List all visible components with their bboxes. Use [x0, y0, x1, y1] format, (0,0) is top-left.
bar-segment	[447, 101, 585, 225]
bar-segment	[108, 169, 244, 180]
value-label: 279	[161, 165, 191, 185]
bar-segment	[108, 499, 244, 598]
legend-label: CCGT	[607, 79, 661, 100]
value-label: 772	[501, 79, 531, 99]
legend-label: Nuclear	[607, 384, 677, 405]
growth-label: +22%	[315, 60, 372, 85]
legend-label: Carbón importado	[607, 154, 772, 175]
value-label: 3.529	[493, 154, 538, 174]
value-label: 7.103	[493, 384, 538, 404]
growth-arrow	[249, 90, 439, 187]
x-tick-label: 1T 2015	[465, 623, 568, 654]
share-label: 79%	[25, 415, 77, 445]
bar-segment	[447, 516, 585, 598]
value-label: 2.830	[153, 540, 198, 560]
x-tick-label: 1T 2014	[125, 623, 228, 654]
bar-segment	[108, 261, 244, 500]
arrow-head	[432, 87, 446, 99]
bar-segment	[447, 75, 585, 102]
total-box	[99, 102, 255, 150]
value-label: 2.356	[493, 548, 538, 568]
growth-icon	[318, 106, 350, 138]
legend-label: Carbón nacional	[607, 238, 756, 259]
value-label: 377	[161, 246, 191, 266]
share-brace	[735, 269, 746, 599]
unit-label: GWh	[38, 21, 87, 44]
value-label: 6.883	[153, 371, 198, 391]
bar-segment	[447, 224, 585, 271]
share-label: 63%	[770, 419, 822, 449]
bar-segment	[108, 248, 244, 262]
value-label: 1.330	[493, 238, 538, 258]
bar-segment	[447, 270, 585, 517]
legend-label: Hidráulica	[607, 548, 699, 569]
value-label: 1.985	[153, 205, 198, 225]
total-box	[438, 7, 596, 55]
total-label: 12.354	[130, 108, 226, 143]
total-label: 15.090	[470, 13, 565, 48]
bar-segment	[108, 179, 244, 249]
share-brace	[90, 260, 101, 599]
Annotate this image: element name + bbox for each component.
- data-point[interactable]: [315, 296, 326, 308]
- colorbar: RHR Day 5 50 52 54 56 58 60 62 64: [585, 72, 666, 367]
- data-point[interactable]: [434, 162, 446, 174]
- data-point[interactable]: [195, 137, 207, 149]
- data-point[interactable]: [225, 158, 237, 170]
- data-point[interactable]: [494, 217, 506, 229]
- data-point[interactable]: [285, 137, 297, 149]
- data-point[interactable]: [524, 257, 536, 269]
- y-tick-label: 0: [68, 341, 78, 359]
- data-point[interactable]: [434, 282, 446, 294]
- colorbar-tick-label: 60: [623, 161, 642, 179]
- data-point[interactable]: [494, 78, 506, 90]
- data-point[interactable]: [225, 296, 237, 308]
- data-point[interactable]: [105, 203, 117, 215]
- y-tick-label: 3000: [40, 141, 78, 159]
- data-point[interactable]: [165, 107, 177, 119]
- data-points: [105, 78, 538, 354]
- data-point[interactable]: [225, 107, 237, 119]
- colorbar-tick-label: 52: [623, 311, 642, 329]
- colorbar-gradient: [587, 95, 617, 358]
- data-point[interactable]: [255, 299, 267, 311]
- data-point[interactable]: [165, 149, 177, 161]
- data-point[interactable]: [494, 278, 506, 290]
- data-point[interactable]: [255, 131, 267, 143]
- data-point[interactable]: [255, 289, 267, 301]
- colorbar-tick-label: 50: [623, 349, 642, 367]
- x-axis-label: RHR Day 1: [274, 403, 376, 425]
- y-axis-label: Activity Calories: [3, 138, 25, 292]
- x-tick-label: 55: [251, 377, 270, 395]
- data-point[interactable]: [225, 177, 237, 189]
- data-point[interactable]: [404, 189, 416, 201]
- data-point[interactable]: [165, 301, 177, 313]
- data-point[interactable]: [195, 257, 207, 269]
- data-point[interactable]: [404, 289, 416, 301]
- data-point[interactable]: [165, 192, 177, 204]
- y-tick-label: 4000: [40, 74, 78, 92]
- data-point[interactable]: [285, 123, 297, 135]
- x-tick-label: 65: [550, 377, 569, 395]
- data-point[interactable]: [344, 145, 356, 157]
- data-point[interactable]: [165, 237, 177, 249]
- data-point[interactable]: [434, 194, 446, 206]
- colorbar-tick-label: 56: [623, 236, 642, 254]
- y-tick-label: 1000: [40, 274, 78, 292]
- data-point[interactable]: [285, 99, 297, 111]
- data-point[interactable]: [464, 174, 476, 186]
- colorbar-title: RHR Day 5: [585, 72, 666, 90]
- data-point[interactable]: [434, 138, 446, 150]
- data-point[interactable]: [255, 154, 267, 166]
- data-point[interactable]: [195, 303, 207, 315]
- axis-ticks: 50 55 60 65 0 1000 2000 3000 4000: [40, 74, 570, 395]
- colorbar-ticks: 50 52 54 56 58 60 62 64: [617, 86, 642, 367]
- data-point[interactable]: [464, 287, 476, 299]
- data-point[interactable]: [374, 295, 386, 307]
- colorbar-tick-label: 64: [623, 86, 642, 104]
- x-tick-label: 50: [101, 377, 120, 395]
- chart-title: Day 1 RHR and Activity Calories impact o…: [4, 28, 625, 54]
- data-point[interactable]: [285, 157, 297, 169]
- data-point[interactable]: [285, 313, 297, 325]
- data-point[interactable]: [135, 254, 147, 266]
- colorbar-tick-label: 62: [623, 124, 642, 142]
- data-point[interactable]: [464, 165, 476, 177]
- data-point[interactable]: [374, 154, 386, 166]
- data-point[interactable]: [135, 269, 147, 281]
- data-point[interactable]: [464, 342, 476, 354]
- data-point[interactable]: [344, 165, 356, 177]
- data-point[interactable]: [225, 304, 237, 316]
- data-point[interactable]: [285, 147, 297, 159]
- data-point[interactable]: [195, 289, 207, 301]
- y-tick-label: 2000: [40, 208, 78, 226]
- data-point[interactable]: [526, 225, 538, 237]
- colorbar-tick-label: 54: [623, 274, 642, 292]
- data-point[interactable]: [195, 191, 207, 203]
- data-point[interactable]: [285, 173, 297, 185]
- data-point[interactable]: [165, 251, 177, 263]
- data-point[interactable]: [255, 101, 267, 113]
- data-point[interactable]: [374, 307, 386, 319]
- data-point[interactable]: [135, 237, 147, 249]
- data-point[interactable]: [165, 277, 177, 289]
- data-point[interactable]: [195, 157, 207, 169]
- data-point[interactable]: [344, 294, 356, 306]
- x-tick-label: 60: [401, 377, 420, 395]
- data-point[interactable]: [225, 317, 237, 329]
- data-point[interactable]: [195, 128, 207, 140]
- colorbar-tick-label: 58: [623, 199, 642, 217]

_ _ _ _ _

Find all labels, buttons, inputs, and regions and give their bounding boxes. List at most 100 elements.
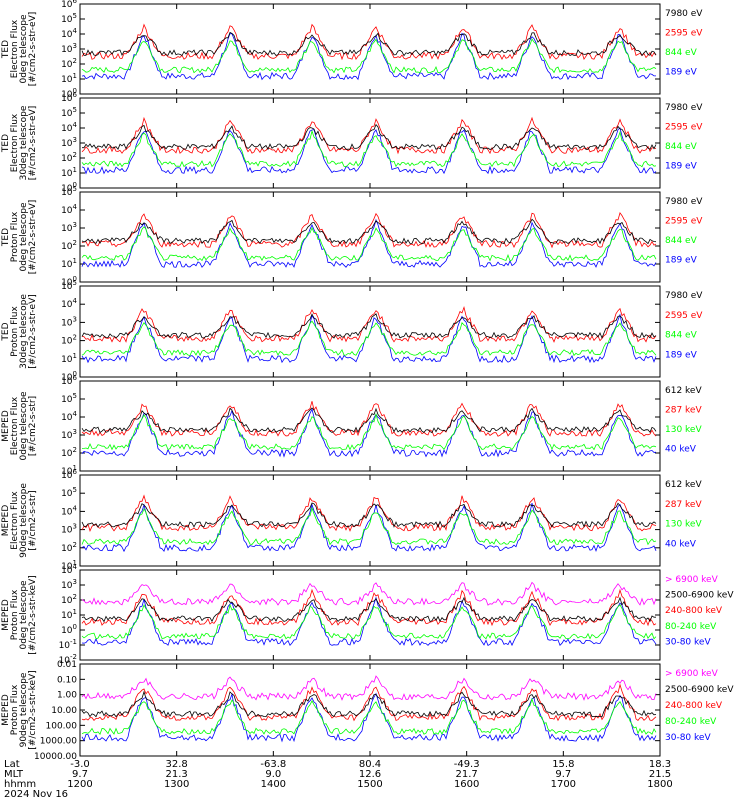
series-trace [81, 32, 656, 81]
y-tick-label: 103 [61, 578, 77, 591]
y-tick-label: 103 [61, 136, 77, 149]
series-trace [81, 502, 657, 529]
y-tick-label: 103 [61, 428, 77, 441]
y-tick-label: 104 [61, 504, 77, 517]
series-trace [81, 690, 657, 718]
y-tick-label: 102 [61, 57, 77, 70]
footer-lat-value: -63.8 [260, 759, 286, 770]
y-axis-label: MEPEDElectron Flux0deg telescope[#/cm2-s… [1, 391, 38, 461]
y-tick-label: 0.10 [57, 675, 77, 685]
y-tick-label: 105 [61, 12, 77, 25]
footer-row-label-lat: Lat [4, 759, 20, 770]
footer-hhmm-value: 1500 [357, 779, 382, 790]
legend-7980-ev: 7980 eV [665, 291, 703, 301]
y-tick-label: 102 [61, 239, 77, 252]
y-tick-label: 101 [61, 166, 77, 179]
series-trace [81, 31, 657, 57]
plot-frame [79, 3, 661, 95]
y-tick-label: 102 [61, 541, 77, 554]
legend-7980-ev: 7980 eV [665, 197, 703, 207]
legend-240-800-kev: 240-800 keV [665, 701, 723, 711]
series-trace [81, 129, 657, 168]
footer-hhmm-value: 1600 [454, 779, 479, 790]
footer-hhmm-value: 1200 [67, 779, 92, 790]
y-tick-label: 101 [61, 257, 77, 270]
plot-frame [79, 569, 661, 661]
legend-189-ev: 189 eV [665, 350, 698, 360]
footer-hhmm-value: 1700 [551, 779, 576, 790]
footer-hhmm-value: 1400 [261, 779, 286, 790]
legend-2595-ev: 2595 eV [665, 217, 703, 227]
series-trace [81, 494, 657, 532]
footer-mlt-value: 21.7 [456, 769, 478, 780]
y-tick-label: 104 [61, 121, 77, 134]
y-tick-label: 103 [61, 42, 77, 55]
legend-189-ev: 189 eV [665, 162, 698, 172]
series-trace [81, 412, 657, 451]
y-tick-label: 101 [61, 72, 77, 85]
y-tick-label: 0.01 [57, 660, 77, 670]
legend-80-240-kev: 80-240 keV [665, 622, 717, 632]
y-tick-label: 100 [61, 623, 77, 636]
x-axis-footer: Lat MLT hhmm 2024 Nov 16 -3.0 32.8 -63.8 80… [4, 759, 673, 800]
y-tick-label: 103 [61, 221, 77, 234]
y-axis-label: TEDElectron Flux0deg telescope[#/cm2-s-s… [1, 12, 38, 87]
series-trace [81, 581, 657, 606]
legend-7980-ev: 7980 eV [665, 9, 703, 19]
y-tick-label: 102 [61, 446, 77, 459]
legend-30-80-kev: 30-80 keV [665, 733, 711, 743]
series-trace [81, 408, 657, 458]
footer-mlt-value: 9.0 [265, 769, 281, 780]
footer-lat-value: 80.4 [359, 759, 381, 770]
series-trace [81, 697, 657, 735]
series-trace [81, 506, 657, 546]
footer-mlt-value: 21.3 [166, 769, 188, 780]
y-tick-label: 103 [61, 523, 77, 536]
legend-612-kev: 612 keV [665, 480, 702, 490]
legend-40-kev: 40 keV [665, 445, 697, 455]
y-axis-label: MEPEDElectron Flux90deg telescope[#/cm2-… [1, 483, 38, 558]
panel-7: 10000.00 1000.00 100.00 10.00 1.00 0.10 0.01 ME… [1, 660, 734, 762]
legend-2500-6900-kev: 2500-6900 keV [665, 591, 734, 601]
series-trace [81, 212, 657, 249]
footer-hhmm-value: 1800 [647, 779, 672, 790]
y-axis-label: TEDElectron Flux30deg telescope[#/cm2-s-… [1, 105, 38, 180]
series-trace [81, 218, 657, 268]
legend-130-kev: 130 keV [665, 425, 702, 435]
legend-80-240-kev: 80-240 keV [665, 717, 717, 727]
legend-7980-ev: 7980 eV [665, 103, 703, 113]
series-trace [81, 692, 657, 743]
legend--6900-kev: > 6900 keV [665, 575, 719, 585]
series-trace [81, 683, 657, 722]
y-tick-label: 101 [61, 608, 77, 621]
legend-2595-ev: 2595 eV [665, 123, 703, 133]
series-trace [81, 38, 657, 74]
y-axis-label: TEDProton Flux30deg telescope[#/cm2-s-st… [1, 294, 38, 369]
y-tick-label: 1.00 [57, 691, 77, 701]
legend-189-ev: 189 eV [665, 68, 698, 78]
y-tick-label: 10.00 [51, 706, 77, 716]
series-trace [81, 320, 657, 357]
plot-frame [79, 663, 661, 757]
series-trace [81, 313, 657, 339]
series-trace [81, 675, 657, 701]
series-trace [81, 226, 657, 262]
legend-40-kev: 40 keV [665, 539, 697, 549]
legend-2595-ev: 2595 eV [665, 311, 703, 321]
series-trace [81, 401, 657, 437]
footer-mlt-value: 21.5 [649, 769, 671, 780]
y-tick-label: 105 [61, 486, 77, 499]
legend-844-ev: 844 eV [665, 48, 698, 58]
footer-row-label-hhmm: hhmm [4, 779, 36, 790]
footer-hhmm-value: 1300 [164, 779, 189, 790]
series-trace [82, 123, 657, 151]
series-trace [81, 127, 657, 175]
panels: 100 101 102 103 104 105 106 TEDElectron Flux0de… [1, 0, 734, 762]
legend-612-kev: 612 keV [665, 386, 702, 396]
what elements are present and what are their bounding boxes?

_ _ _ _ _

### Your instructions
Rewrite everything from the line with "series-trace [81, 32, 656, 81]" down to the line with "y-tick-label: 102 [61, 57, 77, 70]", putting "data-trace" wherever "series-trace" appears and leaving the rest unchanged.

### Solution to this task
data-trace [81, 32, 656, 81]
y-tick-label: 103 [61, 578, 77, 591]
y-tick-label: 103 [61, 136, 77, 149]
data-trace [81, 502, 657, 529]
y-tick-label: 103 [61, 428, 77, 441]
y-tick-label: 104 [61, 504, 77, 517]
data-trace [81, 690, 657, 718]
y-tick-label: 102 [61, 57, 77, 70]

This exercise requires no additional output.